*Exercise prompt:* Can you give all the records again without altering a single character?

=-=-=

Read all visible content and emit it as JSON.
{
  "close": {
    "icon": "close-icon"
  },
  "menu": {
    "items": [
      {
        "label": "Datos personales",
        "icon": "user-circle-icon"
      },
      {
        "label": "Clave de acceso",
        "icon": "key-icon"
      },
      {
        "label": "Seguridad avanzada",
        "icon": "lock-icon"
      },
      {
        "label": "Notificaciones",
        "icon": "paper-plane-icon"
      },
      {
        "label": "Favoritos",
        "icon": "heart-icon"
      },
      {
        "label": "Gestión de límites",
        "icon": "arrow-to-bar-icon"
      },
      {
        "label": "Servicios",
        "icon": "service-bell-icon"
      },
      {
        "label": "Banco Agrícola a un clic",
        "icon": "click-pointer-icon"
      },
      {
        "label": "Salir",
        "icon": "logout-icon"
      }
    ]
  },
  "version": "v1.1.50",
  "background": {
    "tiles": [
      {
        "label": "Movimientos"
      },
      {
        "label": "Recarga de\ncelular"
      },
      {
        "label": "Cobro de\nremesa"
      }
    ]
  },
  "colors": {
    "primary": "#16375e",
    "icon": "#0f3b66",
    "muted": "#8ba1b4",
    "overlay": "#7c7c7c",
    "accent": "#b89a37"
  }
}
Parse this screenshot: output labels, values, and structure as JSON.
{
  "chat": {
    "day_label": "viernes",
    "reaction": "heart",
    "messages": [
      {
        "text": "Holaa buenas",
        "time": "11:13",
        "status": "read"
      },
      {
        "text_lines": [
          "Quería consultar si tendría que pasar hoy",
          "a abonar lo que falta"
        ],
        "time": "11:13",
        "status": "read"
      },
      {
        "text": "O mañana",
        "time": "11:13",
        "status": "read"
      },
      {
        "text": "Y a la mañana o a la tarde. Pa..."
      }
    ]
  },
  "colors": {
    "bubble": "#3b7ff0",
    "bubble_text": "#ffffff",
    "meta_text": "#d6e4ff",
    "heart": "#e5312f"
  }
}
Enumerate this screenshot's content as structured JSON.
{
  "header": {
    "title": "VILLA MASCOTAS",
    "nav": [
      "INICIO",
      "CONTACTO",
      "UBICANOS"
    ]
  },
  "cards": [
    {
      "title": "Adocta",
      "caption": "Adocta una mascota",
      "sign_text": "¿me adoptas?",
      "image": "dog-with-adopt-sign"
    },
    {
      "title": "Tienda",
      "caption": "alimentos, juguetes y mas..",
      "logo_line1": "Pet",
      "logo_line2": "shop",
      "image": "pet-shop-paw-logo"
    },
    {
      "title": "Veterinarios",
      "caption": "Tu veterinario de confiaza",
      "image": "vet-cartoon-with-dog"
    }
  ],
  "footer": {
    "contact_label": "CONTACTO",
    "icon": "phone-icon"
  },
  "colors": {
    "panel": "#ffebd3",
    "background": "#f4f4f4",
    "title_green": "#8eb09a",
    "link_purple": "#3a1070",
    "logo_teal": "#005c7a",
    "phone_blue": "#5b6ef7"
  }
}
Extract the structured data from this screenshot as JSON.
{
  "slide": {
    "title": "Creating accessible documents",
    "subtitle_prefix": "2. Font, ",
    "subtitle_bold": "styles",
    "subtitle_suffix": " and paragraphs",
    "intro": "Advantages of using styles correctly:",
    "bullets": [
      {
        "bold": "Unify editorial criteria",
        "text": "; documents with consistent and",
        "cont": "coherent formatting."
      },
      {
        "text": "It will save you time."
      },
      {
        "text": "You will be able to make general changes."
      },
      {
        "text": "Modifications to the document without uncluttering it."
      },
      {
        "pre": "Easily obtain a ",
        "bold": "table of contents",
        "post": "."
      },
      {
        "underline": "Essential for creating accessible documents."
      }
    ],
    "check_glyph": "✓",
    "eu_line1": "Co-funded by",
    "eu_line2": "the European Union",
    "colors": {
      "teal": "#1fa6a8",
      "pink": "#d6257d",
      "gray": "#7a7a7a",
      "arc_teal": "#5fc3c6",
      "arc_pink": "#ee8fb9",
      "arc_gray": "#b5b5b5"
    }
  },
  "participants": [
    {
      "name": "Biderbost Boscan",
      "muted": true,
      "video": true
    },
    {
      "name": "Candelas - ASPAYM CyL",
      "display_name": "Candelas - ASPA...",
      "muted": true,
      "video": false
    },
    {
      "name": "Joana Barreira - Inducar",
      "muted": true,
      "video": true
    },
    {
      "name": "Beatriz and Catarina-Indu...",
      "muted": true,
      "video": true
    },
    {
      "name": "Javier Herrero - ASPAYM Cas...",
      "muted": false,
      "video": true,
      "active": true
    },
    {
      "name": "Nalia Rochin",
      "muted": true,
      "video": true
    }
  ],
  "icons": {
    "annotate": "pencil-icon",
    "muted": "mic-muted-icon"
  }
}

=-=-=

*Result of the task:*
Read all visible content and emit it as JSON.
{
  "close": {
    "icon": "close-icon"
  },
  "menu": {
    "items": [
      {
        "label": "Datos personales",
        "icon": "user-circle-icon"
      },
      {
        "label": "Clave de acceso",
        "icon": "key-icon"
      },
      {
        "label": "Seguridad avanzada",
        "icon": "lock-icon"
      },
      {
        "label": "Notificaciones",
        "icon": "paper-plane-icon"
      },
      {
        "label": "Favoritos",
        "icon": "heart-icon"
      },
      {
        "label": "Gestión de límites",
        "icon": "arrow-to-bar-icon"
      },
      {
        "label": "Servicios",
        "icon": "service-bell-icon"
      },
      {
        "label": "Banco Agrícola a un clic",
        "icon": "click-pointer-icon"
      },
      {
        "label": "Salir",
        "icon": "logout-icon"
      }
    ]
  },
  "version": "v1.1.50",
  "background": {
    "tiles": [
      {
        "label": "Movimientos"
      },
      {
        "label": "Recarga de\ncelular"
      },
      {
        "label": "Cobro de\nremesa"
      }
    ]
  },
  "colors": {
    "primary": "#16375e",
    "icon": "#0f3b66",
    "muted": "#8ba1b4",
    "overlay": "#7c7c7c",
    "accent": "#b89a37"
  }
}
Parse this screenshot: output labels, values, and structure as JSON.
{
  "chat": {
    "day_label": "viernes",
    "reaction": "heart",
    "messages": [
      {
        "text": "Holaa buenas",
        "time": "11:13",
        "status": "read"
      },
      {
        "text_lines": [
          "Quería consultar si tendría que pasar hoy",
          "a abonar lo que falta"
        ],
        "time": "11:13",
        "status": "read"
      },
      {
        "text": "O mañana",
        "time": "11:13",
        "status": "read"
      },
      {
        "text": "Y a la mañana o a la tarde. Pa..."
      }
    ]
  },
  "colors": {
    "bubble": "#3b7ff0",
    "bubble_text": "#ffffff",
    "meta_text": "#d6e4ff",
    "heart": "#e5312f"
  }
}
Enumerate this screenshot's content as structured JSON.
{
  "header": {
    "title": "VILLA MASCOTAS",
    "nav": [
      "INICIO",
      "CONTACTO",
      "UBICANOS"
    ]
  },
  "cards": [
    {
      "title": "Adocta",
      "caption": "Adocta una mascota",
      "sign_text": "¿me adoptas?",
      "image": "dog-with-adopt-sign"
    },
    {
      "title": "Tienda",
      "caption": "alimentos, juguetes y mas..",
      "logo_line1": "Pet",
      "logo_line2": "shop",
      "image": "pet-shop-paw-logo"
    },
    {
      "title": "Veterinarios",
      "caption": "Tu veterinario de confiaza",
      "image": "vet-cartoon-with-dog"
    }
  ],
  "footer": {
    "contact_label": "CONTACTO",
    "icon": "phone-icon"
  },
  "colors": {
    "panel": "#ffebd3",
    "background": "#f4f4f4",
    "title_green": "#8eb09a",
    "link_purple": "#3a1070",
    "logo_teal": "#005c7a",
    "phone_blue": "#5b6ef7"
  }
}
Extract the structured data from this screenshot as JSON.
{
  "slide": {
    "title": "Creating accessible documents",
    "subtitle_prefix": "2. Font, ",
    "subtitle_bold": "styles",
    "subtitle_suffix": " and paragraphs",
    "intro": "Advantages of using styles correctly:",
    "bullets": [
      {
        "bold": "Unify editorial criteria",
        "text": "; documents with consistent and",
        "cont": "coherent formatting."
      },
      {
        "text": "It will save you time."
      },
      {
        "text": "You will be able to make general changes."
      },
      {
        "text": "Modifications to the document without uncluttering it."
      },
      {
        "pre": "Easily obtain a ",
        "bold": "table of contents",
        "post": "."
      },
      {
        "underline": "Essential for creating accessible documents."
      }
    ],
    "check_glyph": "✓",
    "eu_line1": "Co-funded by",
    "eu_line2": "the European Union",
    "colors": {
      "teal": "#1fa6a8",
      "pink": "#d6257d",
      "gray": "#7a7a7a",
      "arc_teal": "#5fc3c6",
      "arc_pink": "#ee8fb9",
      "arc_gray": "#b5b5b5"
    }
  },
  "participants": [
    {
      "name": "Biderbost Boscan",
      "muted": true,
      "video": true
    },
    {
      "name": "Candelas - ASPAYM CyL",
      "display_name": "Candelas - ASPA...",
      "muted": true,
      "video": false
    },
    {
      "name": "Joana Barreira - Inducar",
      "muted": true,
      "video": true
    },
    {
      "name": "Beatriz and Catarina-Indu...",
      "muted": true,
      "video": true
    },
    {
      "name": "Javier Herrero - ASPAYM Cas...",
      "muted": false,
      "video": true,
      "active": true
    },
    {
      "name": "Nalia Rochin",
      "muted": true,
      "video": true
    }
  ],
  "icons": {
    "annotate": "pencil-icon",
    "muted": "mic-muted-icon"
  }
}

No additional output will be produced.